> _Stated problem_
Print the data that follows exactly.

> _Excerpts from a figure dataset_

+++

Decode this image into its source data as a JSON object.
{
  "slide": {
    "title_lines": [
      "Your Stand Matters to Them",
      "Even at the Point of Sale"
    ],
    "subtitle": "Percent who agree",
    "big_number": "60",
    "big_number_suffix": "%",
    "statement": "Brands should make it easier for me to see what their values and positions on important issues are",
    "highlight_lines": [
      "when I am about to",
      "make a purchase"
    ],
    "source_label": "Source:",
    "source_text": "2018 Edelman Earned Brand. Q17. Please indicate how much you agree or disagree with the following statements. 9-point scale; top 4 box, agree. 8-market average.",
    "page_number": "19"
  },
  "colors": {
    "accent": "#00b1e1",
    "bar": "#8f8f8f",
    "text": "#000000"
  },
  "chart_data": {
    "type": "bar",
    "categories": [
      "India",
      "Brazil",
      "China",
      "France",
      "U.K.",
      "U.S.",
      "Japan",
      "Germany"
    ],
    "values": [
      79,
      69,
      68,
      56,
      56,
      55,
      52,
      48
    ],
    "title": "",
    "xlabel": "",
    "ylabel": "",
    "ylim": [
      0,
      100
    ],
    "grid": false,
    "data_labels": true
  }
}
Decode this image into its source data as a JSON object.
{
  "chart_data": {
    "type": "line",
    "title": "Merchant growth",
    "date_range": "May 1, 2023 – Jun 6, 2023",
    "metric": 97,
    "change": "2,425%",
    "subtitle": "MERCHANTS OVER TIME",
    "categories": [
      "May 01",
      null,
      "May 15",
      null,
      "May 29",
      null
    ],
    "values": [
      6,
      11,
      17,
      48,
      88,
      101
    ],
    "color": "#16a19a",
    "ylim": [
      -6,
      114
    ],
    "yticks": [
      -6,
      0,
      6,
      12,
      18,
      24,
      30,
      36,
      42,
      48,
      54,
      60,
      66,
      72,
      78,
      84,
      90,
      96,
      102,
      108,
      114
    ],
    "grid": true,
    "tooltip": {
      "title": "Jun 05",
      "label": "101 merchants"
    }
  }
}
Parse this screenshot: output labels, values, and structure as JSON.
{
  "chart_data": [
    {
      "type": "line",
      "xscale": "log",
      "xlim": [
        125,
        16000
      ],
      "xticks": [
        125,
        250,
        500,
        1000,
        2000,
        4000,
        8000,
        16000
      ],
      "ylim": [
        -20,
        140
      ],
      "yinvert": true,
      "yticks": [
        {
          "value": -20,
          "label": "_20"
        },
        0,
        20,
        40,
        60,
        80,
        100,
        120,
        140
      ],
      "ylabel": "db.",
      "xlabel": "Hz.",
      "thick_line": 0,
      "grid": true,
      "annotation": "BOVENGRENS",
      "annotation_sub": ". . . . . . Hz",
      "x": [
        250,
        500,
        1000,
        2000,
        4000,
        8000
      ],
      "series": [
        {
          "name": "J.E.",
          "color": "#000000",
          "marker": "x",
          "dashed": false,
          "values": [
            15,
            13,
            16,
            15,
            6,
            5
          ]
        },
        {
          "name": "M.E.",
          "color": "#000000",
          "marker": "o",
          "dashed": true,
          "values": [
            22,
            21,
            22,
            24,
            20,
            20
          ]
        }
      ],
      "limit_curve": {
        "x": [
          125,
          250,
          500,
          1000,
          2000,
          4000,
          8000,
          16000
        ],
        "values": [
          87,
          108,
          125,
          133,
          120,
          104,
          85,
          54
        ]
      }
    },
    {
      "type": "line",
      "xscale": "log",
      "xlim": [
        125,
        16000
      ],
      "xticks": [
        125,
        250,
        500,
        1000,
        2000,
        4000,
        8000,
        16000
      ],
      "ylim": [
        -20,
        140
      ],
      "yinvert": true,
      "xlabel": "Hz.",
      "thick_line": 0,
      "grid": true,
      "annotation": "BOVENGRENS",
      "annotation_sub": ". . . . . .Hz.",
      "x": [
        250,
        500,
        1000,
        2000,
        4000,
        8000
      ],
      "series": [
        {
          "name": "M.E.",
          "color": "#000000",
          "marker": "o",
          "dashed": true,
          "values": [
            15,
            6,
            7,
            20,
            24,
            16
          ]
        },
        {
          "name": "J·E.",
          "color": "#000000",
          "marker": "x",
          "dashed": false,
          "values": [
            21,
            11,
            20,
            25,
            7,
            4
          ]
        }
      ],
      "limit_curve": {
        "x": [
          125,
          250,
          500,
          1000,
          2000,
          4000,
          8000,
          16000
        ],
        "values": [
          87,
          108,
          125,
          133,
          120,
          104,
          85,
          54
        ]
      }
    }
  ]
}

+++

> _Solution_
Decode this image into its source data as a JSON object.
{
  "slide": {
    "title_lines": [
      "Your Stand Matters to Them",
      "Even at the Point of Sale"
    ],
    "subtitle": "Percent who agree",
    "big_number": "60",
    "big_number_suffix": "%",
    "statement": "Brands should make it easier for me to see what their values and positions on important issues are",
    "highlight_lines": [
      "when I am about to",
      "make a purchase"
    ],
    "source_label": "Source:",
    "source_text": "2018 Edelman Earned Brand. Q17. Please indicate how much you agree or disagree with the following statements. 9-point scale; top 4 box, agree. 8-market average.",
    "page_number": "19"
  },
  "colors": {
    "accent": "#00b1e1",
    "bar": "#8f8f8f",
    "text": "#000000"
  },
  "chart_data": {
    "type": "bar",
    "categories": [
      "India",
      "Brazil",
      "China",
      "France",
      "U.K.",
      "U.S.",
      "Japan",
      "Germany"
    ],
    "values": [
      79,
      69,
      68,
      56,
      56,
      55,
      52,
      48
    ],
    "title": "",
    "xlabel": "",
    "ylabel": "",
    "ylim": [
      0,
      100
    ],
    "grid": false,
    "data_labels": true
  }
}
Decode this image into its source data as a JSON object.
{
  "chart_data": {
    "type": "line",
    "title": "Merchant growth",
    "date_range": "May 1, 2023 – Jun 6, 2023",
    "metric": 97,
    "change": "2,425%",
    "subtitle": "MERCHANTS OVER TIME",
    "categories": [
      "May 01",
      null,
      "May 15",
      null,
      "May 29",
      null
    ],
    "values": [
      6,
      11,
      17,
      48,
      88,
      101
    ],
    "color": "#16a19a",
    "ylim": [
      -6,
      114
    ],
    "yticks": [
      -6,
      0,
      6,
      12,
      18,
      24,
      30,
      36,
      42,
      48,
      54,
      60,
      66,
      72,
      78,
      84,
      90,
      96,
      102,
      108,
      114
    ],
    "grid": true,
    "tooltip": {
      "title": "Jun 05",
      "label": "101 merchants"
    }
  }
}
Parse this screenshot: output labels, values, and structure as JSON.
{
  "chart_data": [
    {
      "type": "line",
      "xscale": "log",
      "xlim": [
        125,
        16000
      ],
      "xticks": [
        125,
        250,
        500,
        1000,
        2000,
        4000,
        8000,
        16000
      ],
      "ylim": [
        -20,
        140
      ],
      "yinvert": true,
      "yticks": [
        {
          "value": -20,
          "label": "_20"
        },
        0,
        20,
        40,
        60,
        80,
        100,
        120,
        140
      ],
      "ylabel": "db.",
      "xlabel": "Hz.",
      "thick_line": 0,
      "grid": true,
      "annotation": "BOVENGRENS",
      "annotation_sub": ". . . . . . Hz",
      "x": [
        250,
        500,
        1000,
        2000,
        4000,
        8000
      ],
      "series": [
        {
          "name": "J.E.",
          "color": "#000000",
          "marker": "x",
          "dashed": false,
          "values": [
            15,
            13,
            16,
            15,
            6,
            5
          ]
        },
        {
          "name": "M.E.",
          "color": "#000000",
          "marker": "o",
          "dashed": true,
          "values": [
            22,
            21,
            22,
            24,
            20,
            20
          ]
        }
      ],
      "limit_curve": {
        "x": [
          125,
          250,
          500,
          1000,
          2000,
          4000,
          8000,
          16000
        ],
        "values": [
          87,
          108,
          125,
          133,
          120,
          104,
          85,
          54
        ]
      }
    },
    {
      "type": "line",
      "xscale": "log",
      "xlim": [
        125,
        16000
      ],
      "xticks": [
        125,
        250,
        500,
        1000,
        2000,
        4000,
        8000,
        16000
      ],
      "ylim": [
        -20,
        140
      ],
      "yinvert": true,
      "xlabel": "Hz.",
      "thick_line": 0,
      "grid": true,
      "annotation": "BOVENGRENS",
      "annotation_sub": ". . . . . .Hz.",
      "x": [
        250,
        500,
        1000,
        2000,
        4000,
        8000
      ],
      "series": [
        {
          "name": "M.E.",
          "color": "#000000",
          "marker": "o",
          "dashed": true,
          "values": [
            15,
            6,
            7,
            20,
            24,
            16
          ]
        },
        {
          "name": "J·E.",
          "color": "#000000",
          "marker": "x",
          "dashed": false,
          "values": [
            21,
            11,
            20,
            25,
            7,
            4
          ]
        }
      ],
      "limit_curve": {
        "x": [
          125,
          250,
          500,
          1000,
          2000,
          4000,
          8000,
          16000
        ],
        "values": [
          87,
          108,
          125,
          133,
          120,
          104,
          85,
          54
        ]
      }
    }
  ]
}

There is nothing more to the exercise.